§ **Exercise goal**
Make an exact copy of the records, with the pictures left out.

━━━━━━

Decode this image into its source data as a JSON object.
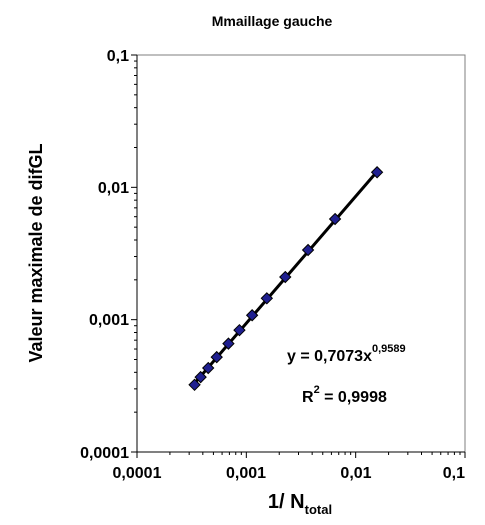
{
  "chart_data": {
    "type": "scatter",
    "title": "Mmaillage gauche",
    "xlabel": "1/ N",
    "xlabel_subscript": "total",
    "ylabel": "Valeur maximale de difGL",
    "x_scale": "log",
    "y_scale": "log",
    "xlim": [
      0.0001,
      0.1
    ],
    "ylim": [
      0.0001,
      0.1
    ],
    "x_ticks": [
      "0,0001",
      "0,001",
      "0,01",
      "0,1"
    ],
    "y_ticks": [
      "0,0001",
      "0,001",
      "0,01",
      "0,1"
    ],
    "grid": false,
    "marker_color": "#1f1f8f",
    "trendline_color": "#000000",
    "series": [
      {
        "x": [
          0.000336,
          0.000382,
          0.000448,
          0.000536,
          0.000686,
          0.000865,
          0.00113,
          0.00154,
          0.00227,
          0.00367,
          0.00648,
          0.0157
        ],
        "values": [
          0.000322,
          0.000368,
          0.000431,
          0.000521,
          0.000659,
          0.000833,
          0.00108,
          0.00145,
          0.0021,
          0.00336,
          0.00576,
          0.013
        ]
      }
    ],
    "trendline": {
      "type": "power",
      "coef": 0.7073,
      "exponent": 0.9589,
      "x_range": [
        0.000336,
        0.0157
      ]
    },
    "annotation": {
      "equation_base": "y = 0,7073x",
      "equation_exp": "0,9589",
      "r2_base": "R",
      "r2_exp": "2",
      "r2_value": " = 0,9998"
    }
  }
}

━━━━━━

§ **Final result**
Decode this image into its source data as a JSON object.
{
  "chart_data": {
    "type": "scatter",
    "title": "Mmaillage gauche",
    "xlabel": "1/ N",
    "xlabel_subscript": "total",
    "ylabel": "Valeur maximale de difGL",
    "x_scale": "log",
    "y_scale": "log",
    "xlim": [
      0.0001,
      0.1
    ],
    "ylim": [
      0.0001,
      0.1
    ],
    "x_ticks": [
      "0,0001",
      "0,001",
      "0,01",
      "0,1"
    ],
    "y_ticks": [
      "0,0001",
      "0,001",
      "0,01",
      "0,1"
    ],
    "grid": false,
    "marker_color": "#1f1f8f",
    "trendline_color": "#000000",
    "series": [
      {
        "x": [
          0.000336,
          0.000382,
          0.000448,
          0.000536,
          0.000686,
          0.000865,
          0.00113,
          0.00154,
          0.00227,
          0.00367,
          0.00648,
          0.0157
        ],
        "values": [
          0.000322,
          0.000368,
          0.000431,
          0.000521,
          0.000659,
          0.000833,
          0.00108,
          0.00145,
          0.0021,
          0.00336,
          0.00576,
          0.013
        ]
      }
    ],
    "trendline": {
      "type": "power",
      "coef": 0.7073,
      "exponent": 0.9589,
      "x_range": [
        0.000336,
        0.0157
      ]
    },
    "annotation": {
      "equation_base": "y = 0,7073x",
      "equation_exp": "0,9589",
      "r2_base": "R",
      "r2_exp": "2",
      "r2_value": " = 0,9998"
    }
  }
}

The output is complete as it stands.